Instruction – Return each line that holds the word "shall".

Stored data –
** BEGIN **
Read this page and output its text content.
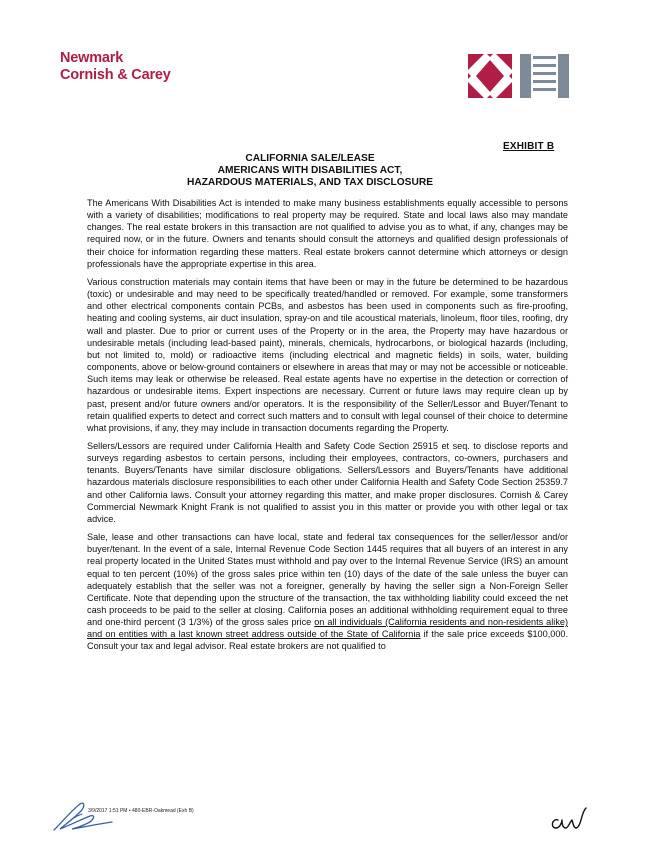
Newmark
Cornish & Carey
EXHIBIT B
CALIFORNIA SALE/LEASE
AMERICANS WITH DISABILITIES ACT,
HAZARDOUS MATERIALS, AND TAX DISCLOSURE

The Americans With Disabilities Act is intended to make many business establishments equally accessible to persons with a variety of disabilities; modifications to real property may be required. State and local laws also may mandate changes. The real estate brokers in this transaction are not qualified to advise you as to what, if any, changes may be required now, or in the future. Owners and tenants should consult the attorneys and qualified design professionals of their choice for information regarding these matters. Real estate brokers cannot determine which attorneys or design professionals have the appropriate expertise in this area.

Various construction materials may contain items that have been or may in the future be determined to be hazardous (toxic) or undesirable and may need to be specifically treated/handled or removed. For example, some transformers and other electrical components contain PCBs, and asbestos has been used in components such as fire-proofing, heating and cooling systems, air duct insulation, spray-on and tile acoustical materials, linoleum, floor tiles, roofing, dry wall and plaster. Due to prior or current uses of the Property or in the area, the Property may have hazardous or undesirable metals (including lead-based paint), minerals, chemicals, hydrocarbons, or biological hazards (including, but not limited to, mold) or radioactive items (including electrical and magnetic fields) in soils, water, building components, above or below-ground containers or elsewhere in areas that may or may not be accessible or noticeable. Such items may leak or otherwise be released. Real estate agents have no expertise in the detection or correction of hazardous or undesirable items. Expert inspections are necessary. Current or future laws may require clean up by past, present and/or future owners and/or operators. It is the responsibility of the Seller/Lessor and Buyer/Tenant to retain qualified experts to detect and correct such matters and to consult with legal counsel of their choice to determine what provisions, if any, they may include in transaction documents regarding the Property.

Sellers/Lessors are required under California Health and Safety Code Section 25915 et seq. to disclose reports and surveys regarding asbestos to certain persons, including their employees, contractors, co-owners, purchasers and tenants. Buyers/Tenants have similar disclosure obligations. Sellers/Lessors and Buyers/Tenants have additional hazardous materials disclosure responsibilities to each other under California Health and Safety Code Section 25359.7 and other California laws. Consult your attorney regarding this matter, and make proper disclosures. Cornish & Carey Commercial Newmark Knight Frank is not qualified to assist you in this matter or provide you with other legal or tax advice.

Sale, lease and other transactions can have local, state and federal tax consequences for the seller/lessor and/or buyer/tenant. In the event of a sale, Internal Revenue Code Section 1445 requires that all buyers of an interest in any real property located in the United States must withhold and pay over to the Internal Revenue Service (IRS) an amount equal to ten percent (10%) of the gross sales price within ten (10) days of the date of the sale unless the buyer can adequately establish that the seller was not a foreigner, generally by having the seller sign a Non-Foreign Seller Certificate. Note that depending upon the structure of the transaction, the tax withholding liability could exceed the net cash proceeds to be paid to the seller at closing. California poses an additional withholding requirement equal to three and one-third percent (3 1/3%) of the gross sales price on all individuals (California residents and non-residents alike) and on entities with a last known street address outside of the State of California if the sale price exceeds $100,000. Consult your tax and legal advisor. Real estate brokers are not qualified to

3/9/2017 1:51 PM • 480-EBR-Oakmead (Exh B)
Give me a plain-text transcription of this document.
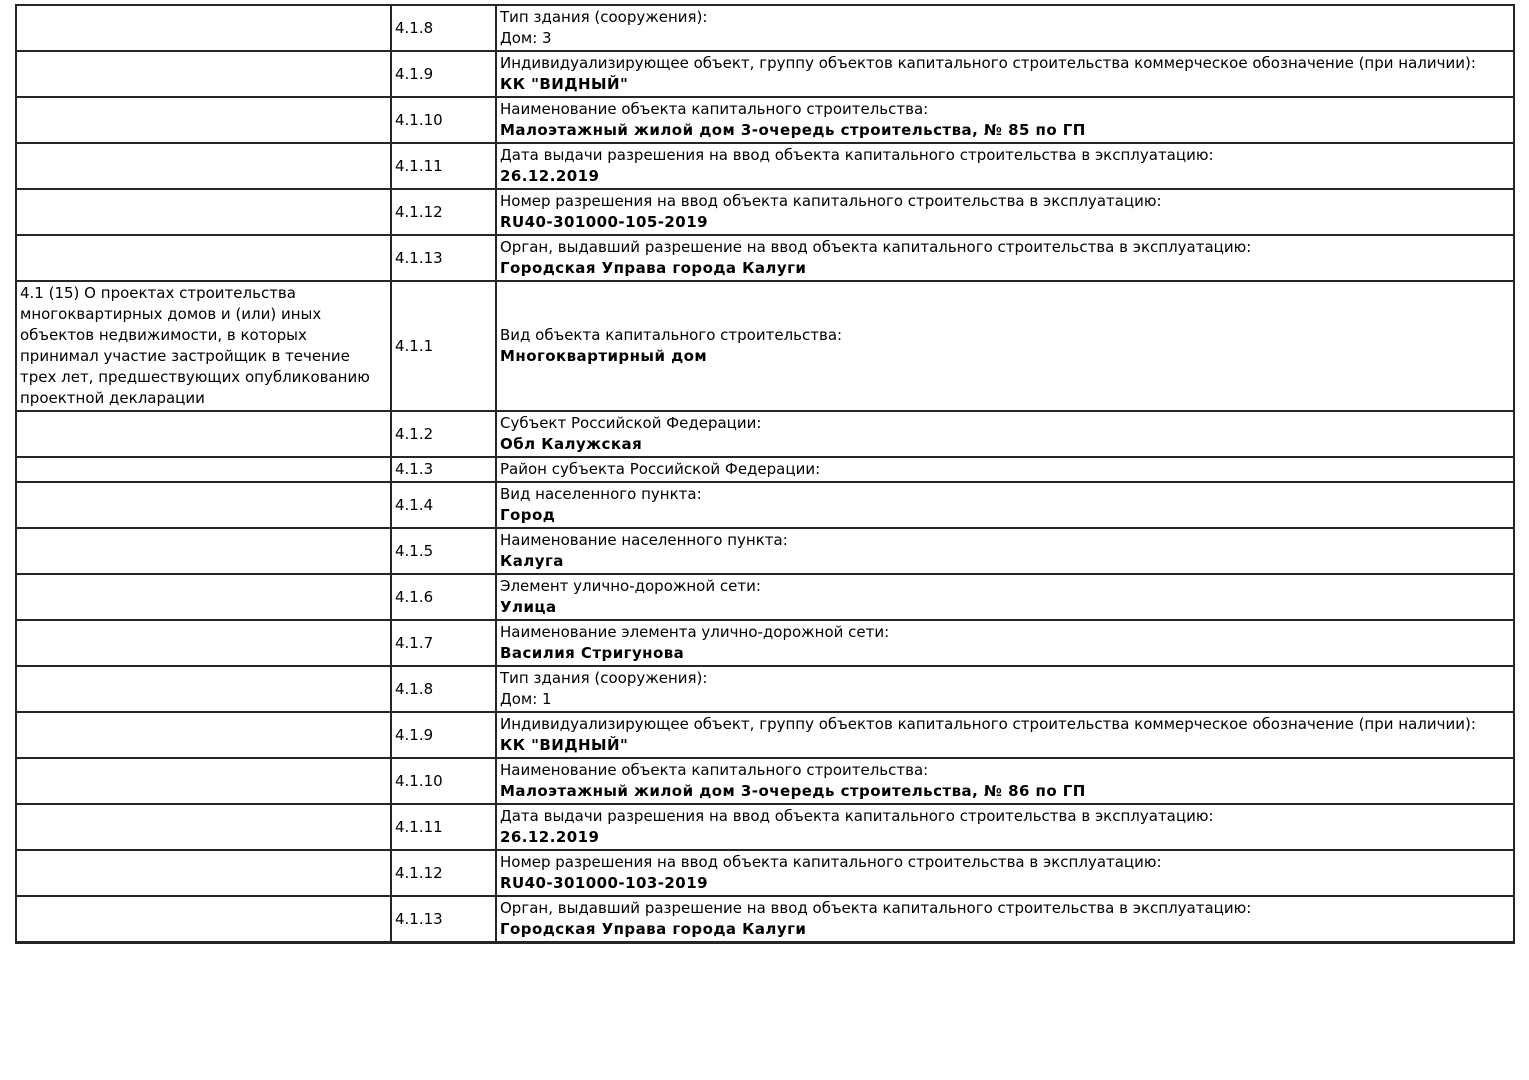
	4.1.8	Тип здания (сооружения):
Дом: 3

	4.1.9	Индивидуализирующее объект, группу объектов капитального строительства коммерческое обозначение (при наличии):
КК "ВИДНЫЙ"

	4.1.10	Наименование объекта капитального строительства:
Малоэтажный жилой дом 3-очередь строительства, № 85 по ГП

	4.1.11	Дата выдачи разрешения на ввод объекта капитального строительства в эксплуатацию:
26.12.2019

	4.1.12	Номер разрешения на ввод объекта капитального строительства в эксплуатацию:
RU40-301000-105-2019

	4.1.13	Орган, выдавший разрешение на ввод объекта капитального строительства в эксплуатацию:
Городская Управа города Калуги

4.1 (15) О проектах строительства многоквартирных домов и (или) иных объектов недвижимости, в которых принимал участие застройщик в течение трех лет, предшествующих опубликованию проектной декларации	4.1.1	Вид объекта капитального строительства:
Многоквартирный дом

	4.1.2	Субъект Российской Федерации:
Обл Калужская

	4.1.3	Район субъекта Российской Федерации:

	4.1.4	Вид населенного пункта:
Город

	4.1.5	Наименование населенного пункта:
Калуга

	4.1.6	Элемент улично-дорожной сети:
Улица

	4.1.7	Наименование элемента улично-дорожной сети:
Василия Стригунова

	4.1.8	Тип здания (сооружения):
Дом: 1

	4.1.9	Индивидуализирующее объект, группу объектов капитального строительства коммерческое обозначение (при наличии):
КК "ВИДНЫЙ"

	4.1.10	Наименование объекта капитального строительства:
Малоэтажный жилой дом 3-очередь строительства, № 86 по ГП

	4.1.11	Дата выдачи разрешения на ввод объекта капитального строительства в эксплуатацию:
26.12.2019

	4.1.12	Номер разрешения на ввод объекта капитального строительства в эксплуатацию:
RU40-301000-103-2019

	4.1.13	Орган, выдавший разрешение на ввод объекта капитального строительства в эксплуатацию:
Городская Управа города Калуги
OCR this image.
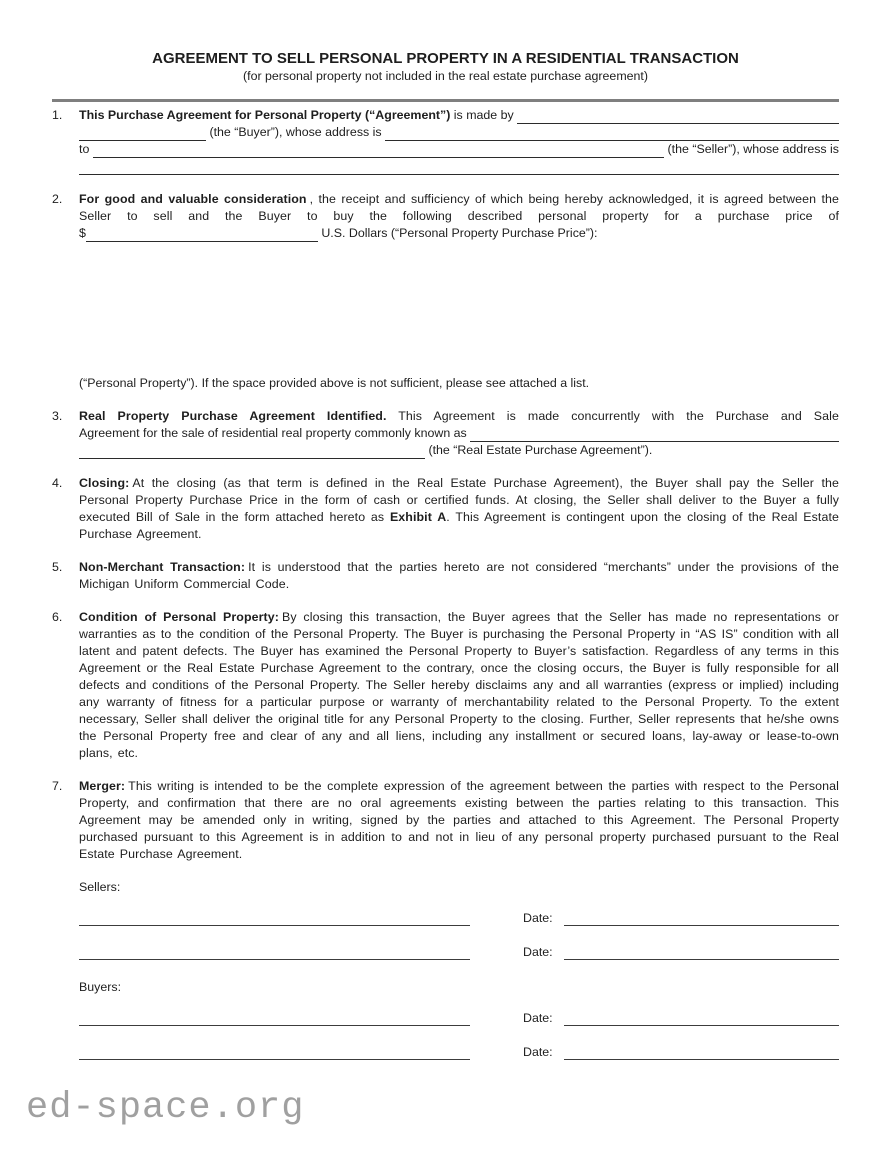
AGREEMENT TO SELL PERSONAL PROPERTY IN A RESIDENTIAL TRANSACTION
(for personal property not included in the real estate purchase agreement)
1.	This Purchase Agreement for Personal Property (“Agreement”) is made by
(the “Buyer”), whose address is
to	(the “Seller”), whose address is
2.	For good and valuable consideration , the receipt and sufficiency of which being hereby acknowledged, it is agreed between the Seller to sell and the Buyer to buy the following described personal property for a purchase price of

$	U.S. Dollars (“Personal Property Purchase Price”):

(“Personal Property”). If the space provided above is not sufficient, please see attached a list.

3.	Real Property Purchase Agreement Identified. This Agreement is made concurrently with the Purchase and Sale

Agreement for the sale of residential real property commonly known as
(the “Real Estate Purchase Agreement”).
4.	Closing: At the closing (as that term is defined in the Real Estate Purchase Agreement), the Buyer shall pay the Seller the Personal Property Purchase Price in the form of cash or certified funds. At closing, the Seller shall deliver to the Buyer a fully executed Bill of Sale in the form attached hereto as Exhibit A. This Agreement is contingent upon the closing of the Real Estate Purchase Agreement.

5.	Non-Merchant Transaction: It is understood that the parties hereto are not considered “merchants” under the provisions of the Michigan Uniform Commercial Code.

6.	Condition of Personal Property: By closing this transaction, the Buyer agrees that the Seller has made no representations or warranties as to the condition of the Personal Property. The Buyer is purchasing the Personal Property in “AS IS” condition with all latent and patent defects. The Buyer has examined the Personal Property to Buyer’s satisfaction. Regardless of any terms in this Agreement or the Real Estate Purchase Agreement to the contrary, once the closing occurs, the Buyer is fully responsible for all defects and conditions of the Personal Property. The Seller hereby disclaims any and all warranties (express or implied) including any warranty of fitness for a particular purpose or warranty of merchantability related to the Personal Property. To the extent necessary, Seller shall deliver the original title for any Personal Property to the closing. Further, Seller represents that he/she owns the Personal Property free and clear of any and all liens, including any installment or secured loans, lay-away or lease-to-own plans, etc.

7.	Merger: This writing is intended to be the complete expression of the agreement between the parties with respect to the Personal Property, and confirmation that there are no oral agreements existing between the parties relating to this transaction. This Agreement may be amended only in writing, signed by the parties and attached to this Agreement. The Personal Property purchased pursuant to this Agreement is in addition to and not in lieu of any personal property purchased pursuant to the Real Estate Purchase Agreement.

Sellers:
Date:
Date:
Buyers:
Date:
Date:
ed-space.org
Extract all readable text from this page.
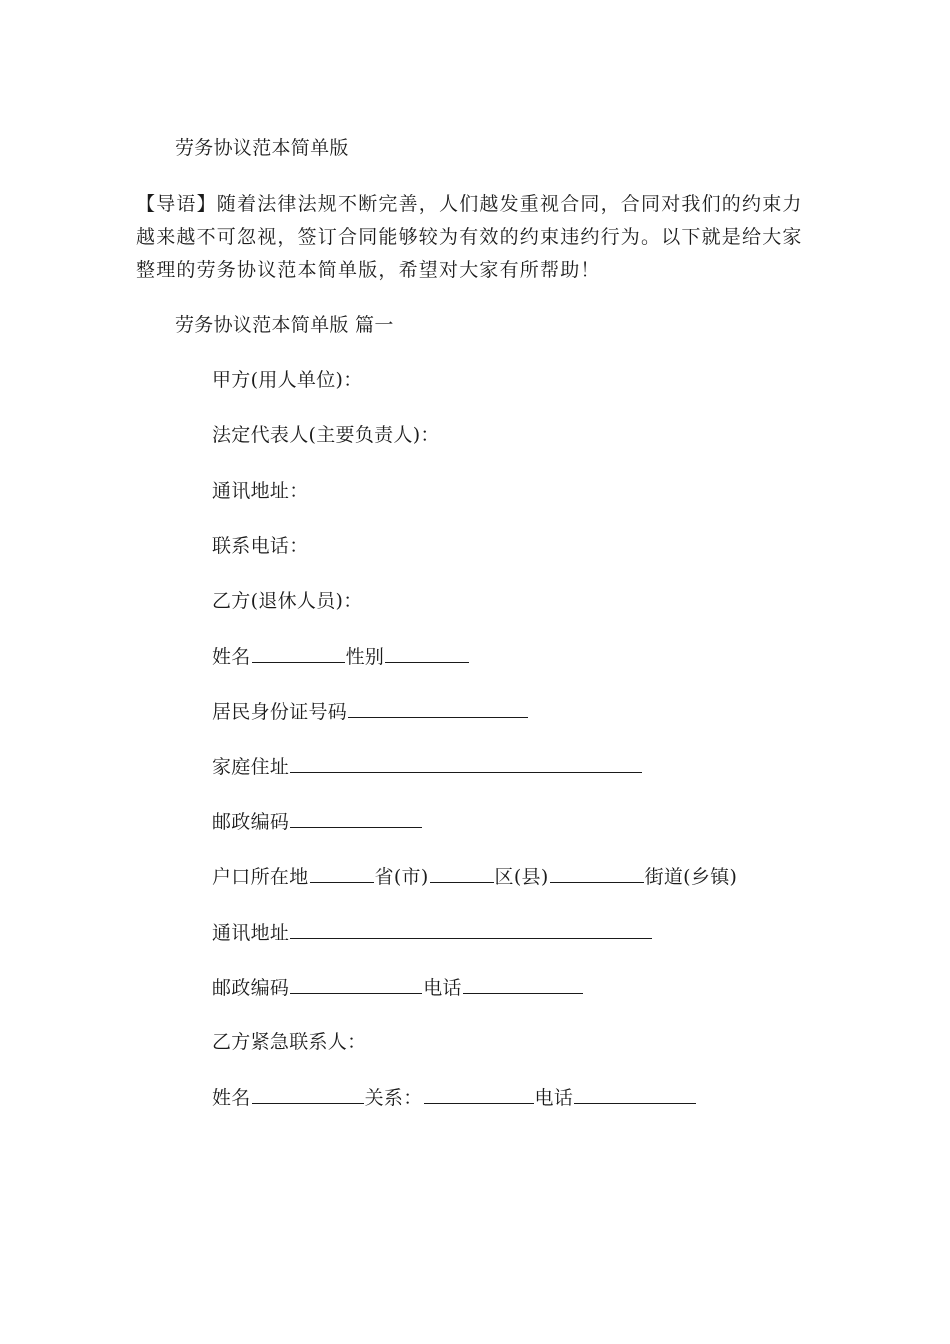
劳务协议范本简单版
【导语】随着法律法规不断完善，人们越发重视合同，合同对我们的约束力越来越不可忽视，签订合同能够较为有效的约束违约行为。以下就是给大家整理的劳务协议范本简单版，希望对大家有所帮助！
劳务协议范本简单版 篇一
甲方(用人单位)：
法定代表人(主要负责人)：
通讯地址：
联系电话：
乙方(退休人员)：
姓名	性别
居民身份证号码
家庭住址
邮政编码
户口所在地	省(市)	区(县)	街道(乡镇)
通讯地址
邮政编码	电话
乙方紧急联系人：
姓名	关系：	电话
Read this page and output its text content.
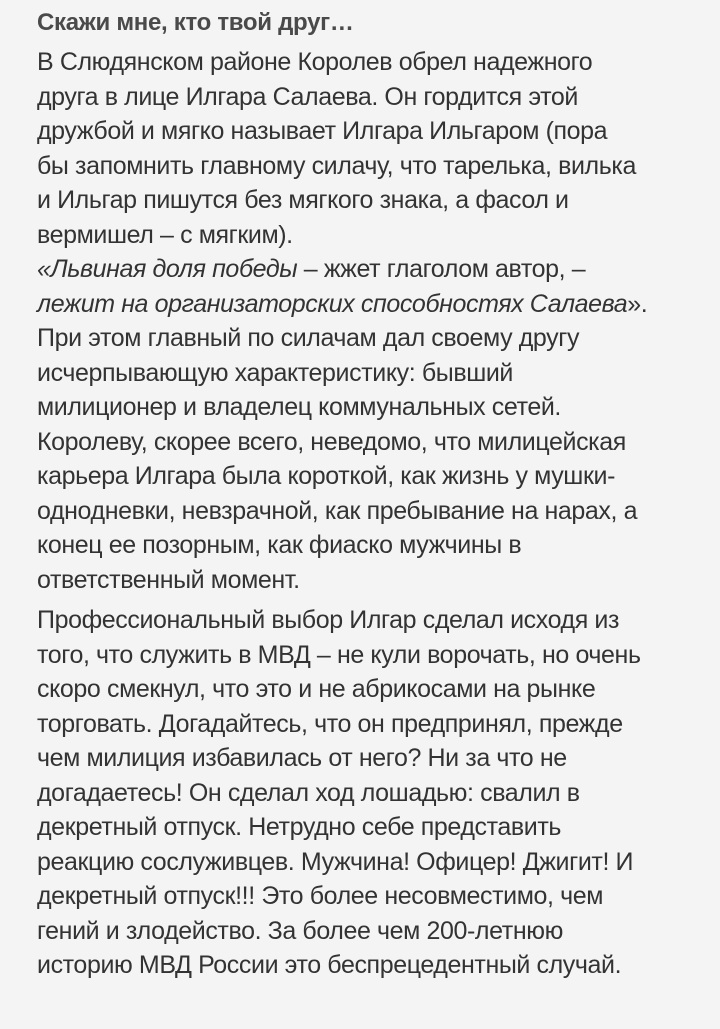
Скажи мне, кто твой друг…
В Слюдянском районе Королев обрел надежного
друга в лице Илгара Салаева. Он гордится этой
дружбой и мягко называет Илгара Ильгаром (пора
бы запомнить главному силачу, что тарелька, вилька
и Ильгар пишутся без мягкого знака, а фасол и
вермишел – с мягким).
«Львиная доля победы – жжет глаголом автор, –
лежит на организаторских способностях Салаева».
При этом главный по силачам дал своему другу
исчерпывающую характеристику: бывший
милиционер и владелец коммунальных сетей.
Королеву, скорее всего, неведомо, что милицейская
карьера Илгара была короткой, как жизнь у мушки-
однодневки, невзрачной, как пребывание на нарах, а
конец ее позорным, как фиаско мужчины в
ответственный момент.
Профессиональный выбор Илгар сделал исходя из
того, что служить в МВД – не кули ворочать, но очень
скоро смекнул, что это и не абрикосами на рынке
торговать. Догадайтесь, что он предпринял, прежде
чем милиция избавилась от него? Ни за что не
догадаетесь! Он сделал ход лошадью: свалил в
декретный отпуск. Нетрудно себе представить
реакцию сослуживцев. Мужчина! Офицер! Джигит! И
декретный отпуск!!! Это более несовместимо, чем
гений и злодейство. За более чем 200-летнюю
историю МВД России это беспрецедентный случай.
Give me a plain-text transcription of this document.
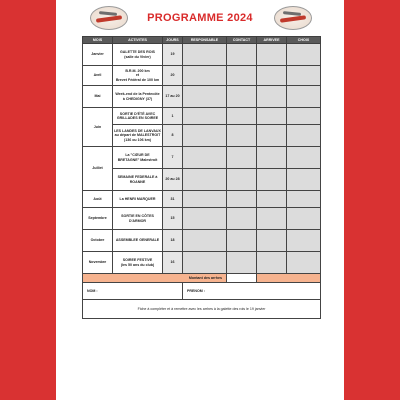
PROGRAMME 2024
MOIS	ACTIVITES	JOURS	RESPONSABLE	CONTACT	ARRIVEE	CHOIX
Janvier	GALETTE DES ROIS
(salle du Vivier)	19				
Avril	B.R.M. 200 km
et
Brevet Fédéral de 100 km	20				
Mai	Week-end de la Pentecôte
à CHEDIGNY (37)	17 au 20				
Juin	SORTIE D'ÉTÉ AVEC
GRILLADES EN SOIREE	1				
	LES LANDES DE LANVAUX
au départ de MALESTROIT
(136 ou 106 km)	8				
Juillet	La "CŒUR DE
BRETAGNE" Malestroit	7				
	SEMAINE FEDERALE à
ROANNE	20 au 28				
Août	La HENRI MARQUER	31				
Septembre	SORTIE EN CÔTES
D'ARMOR	15				
Octobre	ASSEMBLEE GENERALE	18				
Novembre	SOIREE FESTIVE
(les 50 ans du club)	16				
Montant des arrhes						
NOM :			PRENOM :			
Fiche à compléter et à remettre avec les arrhes à la galette des rois le 19 janvier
** END **
Expected output –
4.	Closing: At the closing (as that term is defined in the Real Estate Purchase Agreement), the Buyer shall pay the Seller the Personal Property Purchase Price in the form of cash or certified funds. At closing, the Seller shall deliver to the Buyer a fully executed Bill of Sale in the form attached hereto as Exhibit A. This Agreement is contingent upon the closing of the Real Estate Purchase Agreement.
6.	Condition of Personal Property: By closing this transaction, the Buyer agrees that the Seller has made no representations or warranties as to the condition of the Personal Property. The Buyer is purchasing the Personal Property in “AS IS” condition with all latent and patent defects. The Buyer has examined the Personal Property to Buyer’s satisfaction. Regardless of any terms in this Agreement or the Real Estate Purchase Agreement to the contrary, once the closing occurs, the Buyer is fully responsible for all defects and conditions of the Personal Property. The Seller hereby disclaims any and all warranties (express or implied) including any warranty of fitness for a particular purpose or warranty of merchantability related to the Personal Property. To the extent necessary, Seller shall deliver the original title for any Personal Property to the closing. Further, Seller represents that he/she owns the Personal Property free and clear of any and all liens, including any installment or secured loans, lay-away or lease-to-own plans, etc.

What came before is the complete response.